▶ _Short task_: Rewrite the records with "record-sheets" changed to "record-leaves" throughout, keeping everything else the same.

▶ _Materials provided_:

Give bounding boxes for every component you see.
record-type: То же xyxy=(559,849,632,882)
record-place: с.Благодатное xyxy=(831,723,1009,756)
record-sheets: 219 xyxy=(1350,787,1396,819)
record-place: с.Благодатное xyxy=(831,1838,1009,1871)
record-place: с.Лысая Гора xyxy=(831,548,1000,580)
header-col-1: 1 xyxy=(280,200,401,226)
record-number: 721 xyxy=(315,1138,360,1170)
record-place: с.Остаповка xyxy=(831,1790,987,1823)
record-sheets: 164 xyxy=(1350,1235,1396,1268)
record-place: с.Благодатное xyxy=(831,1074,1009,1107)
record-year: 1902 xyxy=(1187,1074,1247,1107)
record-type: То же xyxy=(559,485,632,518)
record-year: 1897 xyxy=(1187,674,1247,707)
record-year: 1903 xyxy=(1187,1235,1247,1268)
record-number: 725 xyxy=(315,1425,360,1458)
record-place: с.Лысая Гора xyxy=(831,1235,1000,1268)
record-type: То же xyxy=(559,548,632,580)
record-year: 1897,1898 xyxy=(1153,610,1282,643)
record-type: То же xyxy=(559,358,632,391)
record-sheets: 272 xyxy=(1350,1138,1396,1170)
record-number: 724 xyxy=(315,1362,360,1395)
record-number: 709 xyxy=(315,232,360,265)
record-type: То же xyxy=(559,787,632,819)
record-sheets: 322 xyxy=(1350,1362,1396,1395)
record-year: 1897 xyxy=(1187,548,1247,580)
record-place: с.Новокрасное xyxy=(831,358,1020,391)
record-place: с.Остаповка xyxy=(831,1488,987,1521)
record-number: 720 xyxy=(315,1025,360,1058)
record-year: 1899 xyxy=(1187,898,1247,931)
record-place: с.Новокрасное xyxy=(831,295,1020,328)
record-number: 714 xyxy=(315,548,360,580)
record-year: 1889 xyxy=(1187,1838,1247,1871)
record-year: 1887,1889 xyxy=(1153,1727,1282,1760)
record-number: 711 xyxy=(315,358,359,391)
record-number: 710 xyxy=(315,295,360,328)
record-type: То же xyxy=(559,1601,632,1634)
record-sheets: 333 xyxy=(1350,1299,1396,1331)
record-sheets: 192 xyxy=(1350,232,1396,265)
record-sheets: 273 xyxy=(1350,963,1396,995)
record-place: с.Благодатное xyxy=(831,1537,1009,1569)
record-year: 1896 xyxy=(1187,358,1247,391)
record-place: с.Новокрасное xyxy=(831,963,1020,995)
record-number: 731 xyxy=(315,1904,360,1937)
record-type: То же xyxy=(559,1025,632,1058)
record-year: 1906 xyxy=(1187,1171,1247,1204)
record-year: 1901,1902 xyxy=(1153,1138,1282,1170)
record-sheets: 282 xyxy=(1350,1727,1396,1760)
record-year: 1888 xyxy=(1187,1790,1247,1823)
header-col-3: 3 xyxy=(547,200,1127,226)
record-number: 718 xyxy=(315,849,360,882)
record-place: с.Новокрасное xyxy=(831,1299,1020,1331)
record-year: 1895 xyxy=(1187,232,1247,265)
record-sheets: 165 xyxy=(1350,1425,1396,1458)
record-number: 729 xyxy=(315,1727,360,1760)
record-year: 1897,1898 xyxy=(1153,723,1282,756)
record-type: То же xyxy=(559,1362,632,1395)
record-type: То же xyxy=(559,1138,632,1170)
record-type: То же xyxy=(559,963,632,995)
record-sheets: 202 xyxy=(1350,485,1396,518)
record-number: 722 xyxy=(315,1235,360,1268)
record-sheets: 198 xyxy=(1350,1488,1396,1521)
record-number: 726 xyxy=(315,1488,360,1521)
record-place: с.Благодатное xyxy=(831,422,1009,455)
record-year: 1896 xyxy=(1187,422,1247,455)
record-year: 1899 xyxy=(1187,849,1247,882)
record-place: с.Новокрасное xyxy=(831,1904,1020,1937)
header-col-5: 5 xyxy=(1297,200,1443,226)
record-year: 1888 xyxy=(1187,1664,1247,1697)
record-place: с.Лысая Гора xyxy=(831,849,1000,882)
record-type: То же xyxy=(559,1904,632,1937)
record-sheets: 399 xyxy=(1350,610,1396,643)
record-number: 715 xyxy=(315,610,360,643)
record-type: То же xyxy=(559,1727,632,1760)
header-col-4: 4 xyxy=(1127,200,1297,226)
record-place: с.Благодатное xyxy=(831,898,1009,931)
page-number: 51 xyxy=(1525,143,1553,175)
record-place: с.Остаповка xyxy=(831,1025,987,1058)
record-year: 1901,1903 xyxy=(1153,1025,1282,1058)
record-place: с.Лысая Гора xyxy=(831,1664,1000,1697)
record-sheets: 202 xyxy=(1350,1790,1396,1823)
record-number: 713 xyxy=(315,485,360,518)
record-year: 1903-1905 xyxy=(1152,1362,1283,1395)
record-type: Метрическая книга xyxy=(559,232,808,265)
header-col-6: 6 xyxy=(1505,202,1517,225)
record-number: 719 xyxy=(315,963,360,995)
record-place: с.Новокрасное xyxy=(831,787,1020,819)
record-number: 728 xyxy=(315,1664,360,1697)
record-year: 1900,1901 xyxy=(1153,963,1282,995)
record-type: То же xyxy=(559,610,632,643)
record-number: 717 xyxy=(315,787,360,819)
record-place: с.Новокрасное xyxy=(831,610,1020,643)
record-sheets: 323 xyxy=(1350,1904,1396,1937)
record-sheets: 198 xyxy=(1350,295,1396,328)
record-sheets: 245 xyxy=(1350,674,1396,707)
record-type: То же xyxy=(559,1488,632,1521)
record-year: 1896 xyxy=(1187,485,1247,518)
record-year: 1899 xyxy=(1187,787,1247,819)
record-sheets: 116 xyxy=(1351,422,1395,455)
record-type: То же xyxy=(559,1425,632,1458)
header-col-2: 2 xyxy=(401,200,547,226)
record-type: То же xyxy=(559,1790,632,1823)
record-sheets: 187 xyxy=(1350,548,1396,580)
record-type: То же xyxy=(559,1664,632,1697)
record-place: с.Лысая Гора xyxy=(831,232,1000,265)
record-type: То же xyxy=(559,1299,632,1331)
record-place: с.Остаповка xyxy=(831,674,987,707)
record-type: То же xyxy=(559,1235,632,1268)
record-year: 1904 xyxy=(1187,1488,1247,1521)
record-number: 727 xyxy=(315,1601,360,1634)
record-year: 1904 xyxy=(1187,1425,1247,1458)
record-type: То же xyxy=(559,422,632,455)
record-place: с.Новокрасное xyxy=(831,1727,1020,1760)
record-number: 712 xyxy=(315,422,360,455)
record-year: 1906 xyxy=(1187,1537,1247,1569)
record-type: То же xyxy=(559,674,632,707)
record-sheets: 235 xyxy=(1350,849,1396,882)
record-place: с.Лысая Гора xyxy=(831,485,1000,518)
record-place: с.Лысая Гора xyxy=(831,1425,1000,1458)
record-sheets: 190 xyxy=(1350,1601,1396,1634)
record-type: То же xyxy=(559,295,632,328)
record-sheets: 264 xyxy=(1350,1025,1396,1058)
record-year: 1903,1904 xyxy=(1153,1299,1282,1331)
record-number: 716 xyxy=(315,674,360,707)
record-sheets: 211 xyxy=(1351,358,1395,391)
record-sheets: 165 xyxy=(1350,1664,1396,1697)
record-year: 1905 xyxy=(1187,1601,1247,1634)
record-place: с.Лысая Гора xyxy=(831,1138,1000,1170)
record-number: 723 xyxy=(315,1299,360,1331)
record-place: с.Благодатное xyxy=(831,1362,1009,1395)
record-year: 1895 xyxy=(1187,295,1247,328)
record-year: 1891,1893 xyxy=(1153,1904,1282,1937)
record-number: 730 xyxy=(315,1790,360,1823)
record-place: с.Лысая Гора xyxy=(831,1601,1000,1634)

▶ _Task answer_:
Give bounding boxes for every component you see.
record-type: То же xyxy=(559,849,632,882)
record-place: с.Благодатное xyxy=(831,723,1009,756)
record-leaves: 219 xyxy=(1350,787,1396,819)
record-place: с.Благодатное xyxy=(831,1838,1009,1871)
record-place: с.Лысая Гора xyxy=(831,548,1000,580)
header-col-1: 1 xyxy=(280,200,401,226)
record-number: 721 xyxy=(315,1138,360,1170)
record-place: с.Остаповка xyxy=(831,1790,987,1823)
record-leaves: 164 xyxy=(1350,1235,1396,1268)
record-place: с.Благодатное xyxy=(831,1074,1009,1107)
record-year: 1902 xyxy=(1187,1074,1247,1107)
record-type: То же xyxy=(559,485,632,518)
record-year: 1897 xyxy=(1187,674,1247,707)
record-year: 1903 xyxy=(1187,1235,1247,1268)
record-number: 725 xyxy=(315,1425,360,1458)
record-place: с.Лысая Гора xyxy=(831,1235,1000,1268)
record-type: То же xyxy=(559,548,632,580)
record-year: 1897,1898 xyxy=(1153,610,1282,643)
record-type: То же xyxy=(559,358,632,391)
record-leaves: 272 xyxy=(1350,1138,1396,1170)
record-number: 724 xyxy=(315,1362,360,1395)
record-number: 709 xyxy=(315,232,360,265)
record-type: То же xyxy=(559,787,632,819)
record-leaves: 322 xyxy=(1350,1362,1396,1395)
record-year: 1897 xyxy=(1187,548,1247,580)
record-place: с.Новокрасное xyxy=(831,358,1020,391)
record-place: с.Остаповка xyxy=(831,1488,987,1521)
record-number: 720 xyxy=(315,1025,360,1058)
record-year: 1899 xyxy=(1187,898,1247,931)
record-place: с.Новокрасное xyxy=(831,295,1020,328)
record-number: 714 xyxy=(315,548,360,580)
record-year: 1889 xyxy=(1187,1838,1247,1871)
record-year: 1887,1889 xyxy=(1153,1727,1282,1760)
record-number: 711 xyxy=(315,358,359,391)
record-number: 710 xyxy=(315,295,360,328)
record-type: То же xyxy=(559,1601,632,1634)
record-leaves: 333 xyxy=(1350,1299,1396,1331)
record-leaves: 192 xyxy=(1350,232,1396,265)
record-leaves: 273 xyxy=(1350,963,1396,995)
record-place: с.Благодатное xyxy=(831,1537,1009,1569)
record-year: 1896 xyxy=(1187,358,1247,391)
record-place: с.Новокрасное xyxy=(831,963,1020,995)
record-number: 731 xyxy=(315,1904,360,1937)
record-type: То же xyxy=(559,1025,632,1058)
record-year: 1906 xyxy=(1187,1171,1247,1204)
record-year: 1901,1902 xyxy=(1153,1138,1282,1170)
record-leaves: 282 xyxy=(1350,1727,1396,1760)
record-year: 1888 xyxy=(1187,1790,1247,1823)
header-col-3: 3 xyxy=(547,200,1127,226)
record-number: 718 xyxy=(315,849,360,882)
record-place: с.Новокрасное xyxy=(831,1299,1020,1331)
record-year: 1895 xyxy=(1187,232,1247,265)
record-leaves: 165 xyxy=(1350,1425,1396,1458)
record-number: 729 xyxy=(315,1727,360,1760)
record-year: 1897,1898 xyxy=(1153,723,1282,756)
record-type: То же xyxy=(559,1362,632,1395)
record-type: То же xyxy=(559,1138,632,1170)
record-type: То же xyxy=(559,963,632,995)
record-leaves: 202 xyxy=(1350,485,1396,518)
record-number: 722 xyxy=(315,1235,360,1268)
record-leaves: 198 xyxy=(1350,1488,1396,1521)
record-number: 726 xyxy=(315,1488,360,1521)
record-place: с.Благодатное xyxy=(831,422,1009,455)
record-year: 1896 xyxy=(1187,422,1247,455)
record-year: 1899 xyxy=(1187,849,1247,882)
record-place: с.Новокрасное xyxy=(831,1904,1020,1937)
header-col-5: 5 xyxy=(1297,200,1443,226)
record-year: 1888 xyxy=(1187,1664,1247,1697)
record-place: с.Лысая Гора xyxy=(831,849,1000,882)
record-type: То же xyxy=(559,1904,632,1937)
record-leaves: 399 xyxy=(1350,610,1396,643)
record-number: 715 xyxy=(315,610,360,643)
record-type: То же xyxy=(559,1727,632,1760)
header-col-4: 4 xyxy=(1127,200,1297,226)
record-place: с.Благодатное xyxy=(831,898,1009,931)
page-number: 51 xyxy=(1525,143,1553,175)
record-place: с.Остаповка xyxy=(831,1025,987,1058)
record-year: 1901,1903 xyxy=(1153,1025,1282,1058)
record-place: с.Лысая Гора xyxy=(831,1664,1000,1697)
record-leaves: 202 xyxy=(1350,1790,1396,1823)
record-number: 713 xyxy=(315,485,360,518)
record-year: 1903-1905 xyxy=(1152,1362,1283,1395)
record-type: Метрическая книга xyxy=(559,232,808,265)
header-col-6: 6 xyxy=(1505,202,1517,225)
record-number: 719 xyxy=(315,963,360,995)
record-place: с.Новокрасное xyxy=(831,787,1020,819)
record-number: 728 xyxy=(315,1664,360,1697)
record-year: 1900,1901 xyxy=(1153,963,1282,995)
record-type: То же xyxy=(559,610,632,643)
record-number: 717 xyxy=(315,787,360,819)
record-place: с.Новокрасное xyxy=(831,610,1020,643)
record-leaves: 323 xyxy=(1350,1904,1396,1937)
record-leaves: 198 xyxy=(1350,295,1396,328)
record-leaves: 245 xyxy=(1350,674,1396,707)
record-type: То же xyxy=(559,1488,632,1521)
record-year: 1896 xyxy=(1187,485,1247,518)
record-year: 1899 xyxy=(1187,787,1247,819)
record-leaves: 116 xyxy=(1351,422,1395,455)
record-type: То же xyxy=(559,1425,632,1458)
header-col-2: 2 xyxy=(401,200,547,226)
record-type: То же xyxy=(559,1790,632,1823)
record-leaves: 187 xyxy=(1350,548,1396,580)
record-type: То же xyxy=(559,1664,632,1697)
record-place: с.Лысая Гора xyxy=(831,232,1000,265)
record-type: То же xyxy=(559,1299,632,1331)
record-place: с.Остаповка xyxy=(831,674,987,707)
record-type: То же xyxy=(559,1235,632,1268)
record-year: 1904 xyxy=(1187,1488,1247,1521)
record-number: 727 xyxy=(315,1601,360,1634)
record-year: 1904 xyxy=(1187,1425,1247,1458)
record-type: То же xyxy=(559,422,632,455)
record-place: с.Новокрасное xyxy=(831,1727,1020,1760)
record-number: 712 xyxy=(315,422,360,455)
record-year: 1906 xyxy=(1187,1537,1247,1569)
record-type: То же xyxy=(559,674,632,707)
record-leaves: 235 xyxy=(1350,849,1396,882)
record-place: с.Лысая Гора xyxy=(831,485,1000,518)
record-place: с.Лысая Гора xyxy=(831,1425,1000,1458)
record-leaves: 190 xyxy=(1350,1601,1396,1634)
record-type: То же xyxy=(559,295,632,328)
record-leaves: 264 xyxy=(1350,1025,1396,1058)
record-year: 1903,1904 xyxy=(1153,1299,1282,1331)
record-number: 716 xyxy=(315,674,360,707)
record-leaves: 211 xyxy=(1351,358,1395,391)
record-leaves: 165 xyxy=(1350,1664,1396,1697)
record-year: 1905 xyxy=(1187,1601,1247,1634)
record-place: с.Лысая Гора xyxy=(831,1138,1000,1170)
record-number: 723 xyxy=(315,1299,360,1331)
record-place: с.Благодатное xyxy=(831,1362,1009,1395)
record-year: 1895 xyxy=(1187,295,1247,328)
record-year: 1891,1893 xyxy=(1153,1904,1282,1937)
record-number: 730 xyxy=(315,1790,360,1823)
record-place: с.Лысая Гора xyxy=(831,1601,1000,1634)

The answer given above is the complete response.